Goal of the exercise =
Using the listing below, report all lines holding the word "screenshot".

Source data =
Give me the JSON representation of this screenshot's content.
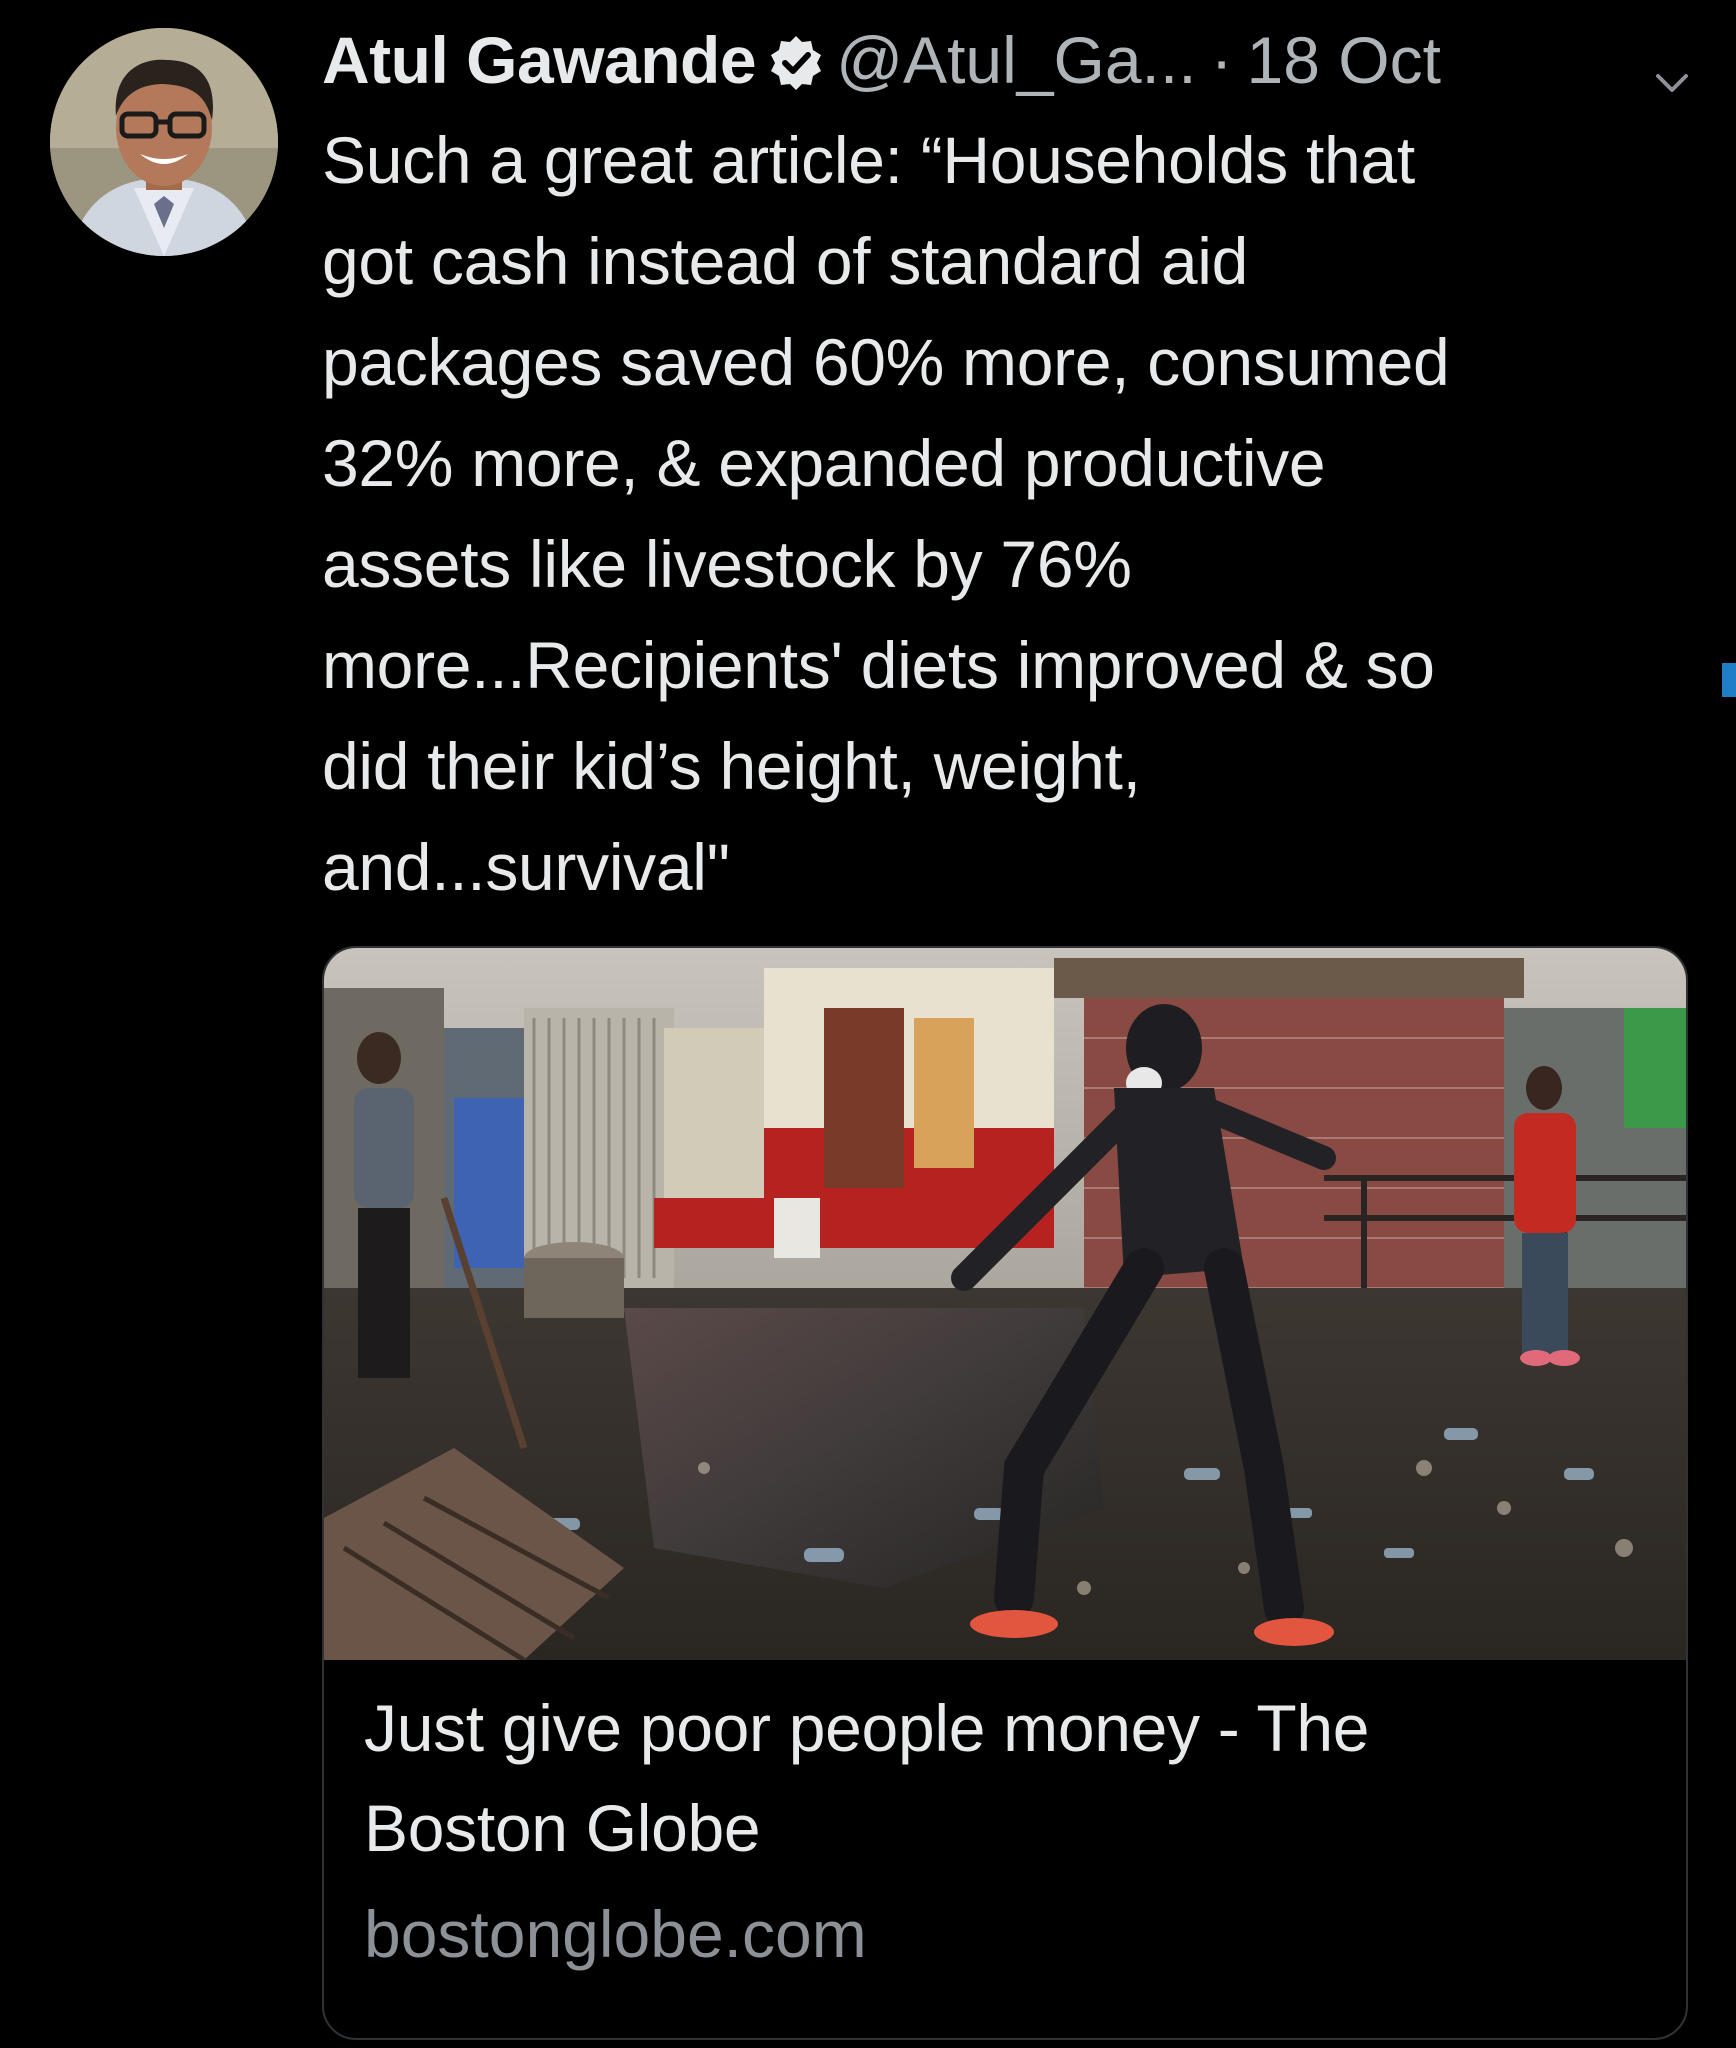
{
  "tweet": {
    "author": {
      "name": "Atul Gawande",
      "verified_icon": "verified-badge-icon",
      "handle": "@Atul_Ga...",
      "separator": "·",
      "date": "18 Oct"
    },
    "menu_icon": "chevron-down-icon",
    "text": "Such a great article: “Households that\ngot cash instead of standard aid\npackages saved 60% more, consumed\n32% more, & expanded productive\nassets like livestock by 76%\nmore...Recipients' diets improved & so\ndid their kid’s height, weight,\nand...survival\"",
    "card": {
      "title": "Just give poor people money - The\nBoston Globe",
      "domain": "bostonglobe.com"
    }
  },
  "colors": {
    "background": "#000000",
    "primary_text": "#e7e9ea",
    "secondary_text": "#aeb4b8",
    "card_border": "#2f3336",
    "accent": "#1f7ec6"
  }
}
* * *
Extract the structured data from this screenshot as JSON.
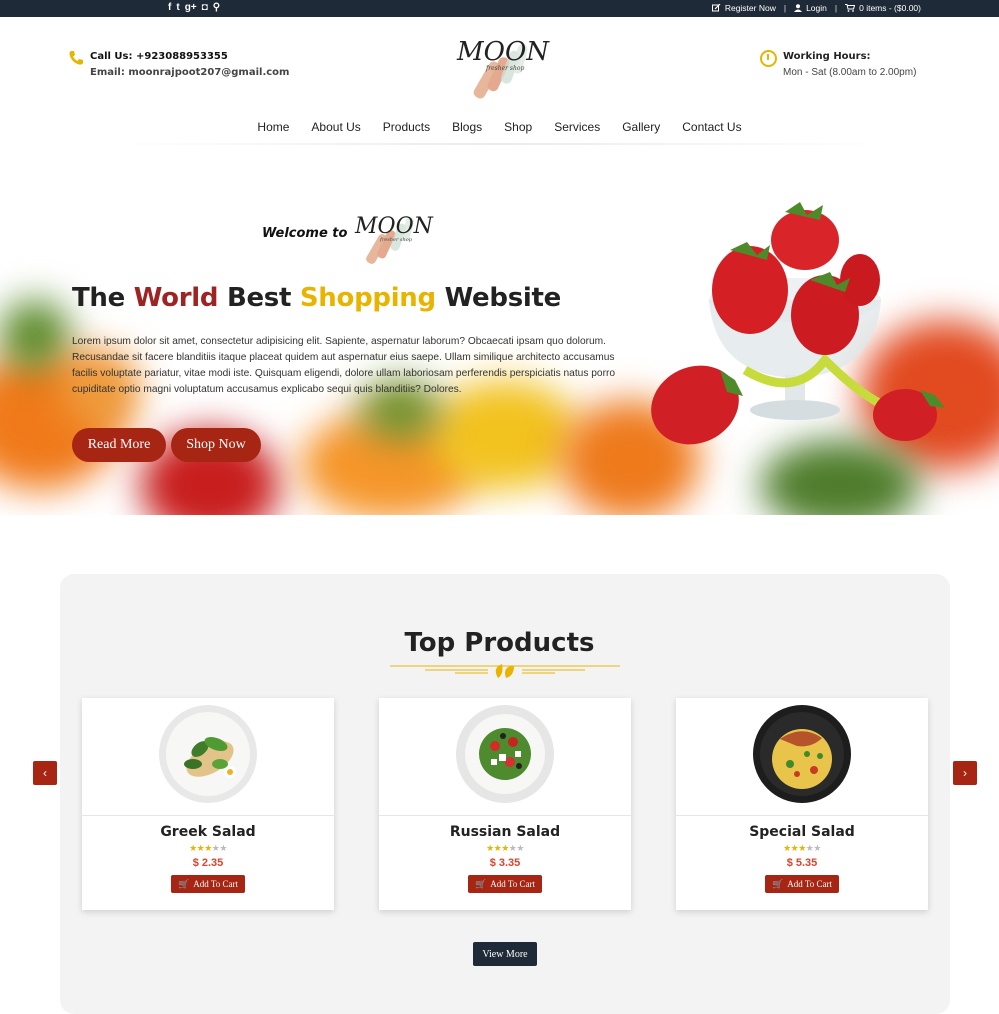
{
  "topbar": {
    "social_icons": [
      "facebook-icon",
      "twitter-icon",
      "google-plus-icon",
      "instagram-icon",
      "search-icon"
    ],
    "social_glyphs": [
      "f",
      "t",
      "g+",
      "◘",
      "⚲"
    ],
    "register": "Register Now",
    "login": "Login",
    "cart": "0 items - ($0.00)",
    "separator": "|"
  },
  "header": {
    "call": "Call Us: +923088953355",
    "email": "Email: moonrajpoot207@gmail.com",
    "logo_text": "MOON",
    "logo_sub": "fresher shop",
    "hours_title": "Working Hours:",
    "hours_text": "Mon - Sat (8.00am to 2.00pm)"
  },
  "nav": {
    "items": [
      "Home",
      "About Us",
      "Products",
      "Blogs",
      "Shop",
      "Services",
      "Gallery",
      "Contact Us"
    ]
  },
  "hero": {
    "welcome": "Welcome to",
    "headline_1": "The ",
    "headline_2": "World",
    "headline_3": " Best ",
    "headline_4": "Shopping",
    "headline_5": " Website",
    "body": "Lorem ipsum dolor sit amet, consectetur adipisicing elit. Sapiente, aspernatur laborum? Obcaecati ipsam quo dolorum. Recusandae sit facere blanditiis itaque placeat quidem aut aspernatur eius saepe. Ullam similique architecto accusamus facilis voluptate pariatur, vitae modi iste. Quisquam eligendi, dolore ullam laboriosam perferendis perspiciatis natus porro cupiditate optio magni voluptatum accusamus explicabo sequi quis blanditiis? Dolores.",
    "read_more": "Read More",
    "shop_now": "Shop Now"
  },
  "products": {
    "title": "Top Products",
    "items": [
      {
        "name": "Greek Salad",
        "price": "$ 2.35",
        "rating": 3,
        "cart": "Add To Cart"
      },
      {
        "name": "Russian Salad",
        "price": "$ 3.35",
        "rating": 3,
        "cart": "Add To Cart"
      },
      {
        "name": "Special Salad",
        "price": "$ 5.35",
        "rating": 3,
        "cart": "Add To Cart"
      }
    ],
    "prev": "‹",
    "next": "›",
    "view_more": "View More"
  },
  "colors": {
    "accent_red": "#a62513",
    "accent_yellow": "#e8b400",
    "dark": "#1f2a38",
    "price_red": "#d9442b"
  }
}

Output of the task =
Give me the JSON representation of this screenshot's content.
Extract the structured data from this screenshot as JSON.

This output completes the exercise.